Passage given

The teams getting wins in 2026 share three traits:

  • They write tickets in the structure an agent can parse — context, constraint, acceptance criterion.
  • They invest in test scaffolding before invoking the agent, not after.
  • They review diffs the way a senior engineer reviews a junior's PR — not by reading every line, but by spot-checking the high-risk seams.

What works in production

Bounded refactors

Renaming a symbol across 200 files, adding a parameter to every call site, converting a logging API — agents nail these. They beat any IDE refactor on multi-language repos and never miss a stale string-template usage.

Test scaffolding

Pointing an agent at an untested module with a sentence like "give me a Jest suite that covers the public API and the error branches" produces 80% of the boilerplate. The 20% you fix yourself is the part where you remember what the module is actually supposed to do.

Migration scripts

Schema migrations, API version bumps, framework upgrades. The agent reads the diff of the upstream changelog, scans your code, and produces a plan. You read the plan, push back on three things, and you're done in an afternoon what used to be a week.

What does not work

Agents still get lost in ambient context — codebases where the rule about how things are done is implicit, scattered across Slack threads, or stored exclusively in one tenured engineer's head. If your team can't articulate why the build pipeline does what it does, the agent will not magically intuit it.

They also struggle with cross-cutting product decisions. "Refactor checkout to use the new pricing engine" is a product question dressed as an engineering task. The agent will pick a plausible interpretation and run with it. Sometimes that interpretation is wrong in a way you only discover at the next billing cycle.

Directive 1
According to the passage on coding agents, what share of the boilerplate does an agent produce when pointed at an untested module with a request for a Jest suite?
Directive 2
List the headings that appear under "What works in production" in the passage on coding agents.
Directive 3
Continue the passage on coding agents from its last sentence.
The entries have no connection to the passage on coding agents.

Records shown
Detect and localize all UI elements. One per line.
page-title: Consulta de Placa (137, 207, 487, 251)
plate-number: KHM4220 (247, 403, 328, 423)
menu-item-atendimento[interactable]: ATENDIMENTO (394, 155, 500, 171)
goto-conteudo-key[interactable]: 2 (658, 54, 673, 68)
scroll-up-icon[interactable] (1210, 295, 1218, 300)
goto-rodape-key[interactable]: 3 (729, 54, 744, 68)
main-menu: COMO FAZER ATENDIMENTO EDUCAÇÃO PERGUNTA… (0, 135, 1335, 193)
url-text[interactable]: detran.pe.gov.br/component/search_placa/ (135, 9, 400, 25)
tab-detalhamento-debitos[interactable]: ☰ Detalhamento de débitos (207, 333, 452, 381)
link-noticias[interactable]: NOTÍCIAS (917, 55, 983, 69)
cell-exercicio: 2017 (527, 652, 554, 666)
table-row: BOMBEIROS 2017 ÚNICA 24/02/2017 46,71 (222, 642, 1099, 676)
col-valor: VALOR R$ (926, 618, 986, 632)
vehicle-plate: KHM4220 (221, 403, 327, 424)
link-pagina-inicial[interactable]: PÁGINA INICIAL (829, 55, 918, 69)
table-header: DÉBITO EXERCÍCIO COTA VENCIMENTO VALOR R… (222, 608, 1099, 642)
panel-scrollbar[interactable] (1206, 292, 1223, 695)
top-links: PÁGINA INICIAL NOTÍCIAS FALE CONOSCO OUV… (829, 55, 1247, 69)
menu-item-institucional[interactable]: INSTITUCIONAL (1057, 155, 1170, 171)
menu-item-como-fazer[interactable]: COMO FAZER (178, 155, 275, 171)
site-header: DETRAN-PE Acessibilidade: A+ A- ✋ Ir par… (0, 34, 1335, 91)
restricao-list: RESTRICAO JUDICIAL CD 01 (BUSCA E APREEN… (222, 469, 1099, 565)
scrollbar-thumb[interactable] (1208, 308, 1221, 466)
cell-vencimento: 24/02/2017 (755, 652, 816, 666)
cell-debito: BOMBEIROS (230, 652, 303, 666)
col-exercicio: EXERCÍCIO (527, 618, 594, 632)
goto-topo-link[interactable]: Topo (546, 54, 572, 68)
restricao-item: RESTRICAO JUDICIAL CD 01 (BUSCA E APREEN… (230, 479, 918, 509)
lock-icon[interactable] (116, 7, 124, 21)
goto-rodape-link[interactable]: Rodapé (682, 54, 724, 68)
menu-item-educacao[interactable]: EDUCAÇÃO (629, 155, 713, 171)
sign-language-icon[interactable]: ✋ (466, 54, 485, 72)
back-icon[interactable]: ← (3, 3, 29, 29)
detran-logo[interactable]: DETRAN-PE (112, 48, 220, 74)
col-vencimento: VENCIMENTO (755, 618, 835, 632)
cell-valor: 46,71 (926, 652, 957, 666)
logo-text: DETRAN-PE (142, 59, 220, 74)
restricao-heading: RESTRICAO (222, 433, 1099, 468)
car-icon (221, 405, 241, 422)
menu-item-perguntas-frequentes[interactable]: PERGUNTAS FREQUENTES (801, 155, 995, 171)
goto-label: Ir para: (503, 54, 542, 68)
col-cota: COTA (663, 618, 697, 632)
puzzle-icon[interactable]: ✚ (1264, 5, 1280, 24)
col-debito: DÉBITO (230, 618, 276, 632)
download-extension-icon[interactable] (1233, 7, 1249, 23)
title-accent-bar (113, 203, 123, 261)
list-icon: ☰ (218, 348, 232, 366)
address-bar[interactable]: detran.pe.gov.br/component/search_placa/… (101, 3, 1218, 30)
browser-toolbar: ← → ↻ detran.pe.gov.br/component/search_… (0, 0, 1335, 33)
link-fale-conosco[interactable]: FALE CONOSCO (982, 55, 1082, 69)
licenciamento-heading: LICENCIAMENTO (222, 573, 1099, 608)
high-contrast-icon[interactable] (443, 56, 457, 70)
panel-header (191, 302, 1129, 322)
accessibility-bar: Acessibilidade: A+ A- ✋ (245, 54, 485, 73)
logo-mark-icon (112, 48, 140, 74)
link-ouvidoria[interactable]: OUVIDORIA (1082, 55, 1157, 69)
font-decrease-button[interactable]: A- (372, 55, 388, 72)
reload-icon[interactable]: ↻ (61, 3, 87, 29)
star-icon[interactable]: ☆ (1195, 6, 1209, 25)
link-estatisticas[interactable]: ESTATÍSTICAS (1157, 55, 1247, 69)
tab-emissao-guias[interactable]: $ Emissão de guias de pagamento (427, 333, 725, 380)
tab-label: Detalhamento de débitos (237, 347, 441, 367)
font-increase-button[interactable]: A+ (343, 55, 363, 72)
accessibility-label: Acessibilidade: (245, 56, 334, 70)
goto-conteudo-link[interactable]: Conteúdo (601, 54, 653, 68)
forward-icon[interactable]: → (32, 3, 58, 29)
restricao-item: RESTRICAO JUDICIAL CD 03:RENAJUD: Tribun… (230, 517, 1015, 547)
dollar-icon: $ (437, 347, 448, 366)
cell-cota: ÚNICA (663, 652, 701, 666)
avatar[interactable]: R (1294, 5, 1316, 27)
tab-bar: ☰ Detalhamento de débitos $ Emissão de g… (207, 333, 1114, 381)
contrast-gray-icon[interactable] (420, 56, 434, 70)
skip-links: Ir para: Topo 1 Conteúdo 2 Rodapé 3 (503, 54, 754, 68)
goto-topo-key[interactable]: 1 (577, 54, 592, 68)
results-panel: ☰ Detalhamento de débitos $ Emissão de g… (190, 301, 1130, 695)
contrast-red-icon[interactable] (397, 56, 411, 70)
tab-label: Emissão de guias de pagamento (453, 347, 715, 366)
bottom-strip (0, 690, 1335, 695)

Final result 1
80%

Final result 2
Bounded refactors, Test scaffolding, Migration scripts

Final result 3
Cost calibration

The unit economics matter again. A long-running agent task can burn through tokens fast. Our rule of thumb in 2026: budget the cost the same way you'd budget a contractor's day rate. If a task feels like it should cost $20 and you're at $400, something is wrong — usually the agent is in a loop or hallucinating dependencies. Kill it and re-scope.

The unglamorous winners

The features we most often hand to an agent in 2026 are the ones nobody wanted to write themselves:

  1. Internationalisation passes: extracting strings, generating placeholder translations, updating templates.
  2. Accessibility audits: agent runs axe-core, agent fixes contrast/aria/labels, agent opens a PR.
  3. Dependency upgrades: the long tail of minor bumps that keep your security scanner quiet.
  4. Documentation refreshes: updating README snippets after API changes.

Where we've landed

Treat agents as force multipliers, not replacements. Our team of six ships roughly what a team of nine shipped two years ago, and the gain comes almost entirely from removing the work nobody enjoyed in the first place. Code review headcount, on the other hand, has not gone down. Senior engineers spend more time reviewing diffs and less time writing them. That is the trade.

The pattern that keeps proving itself: agents are excellent at making your codebase more like itself and dangerous at changing what your codebase is. Use them accordingly.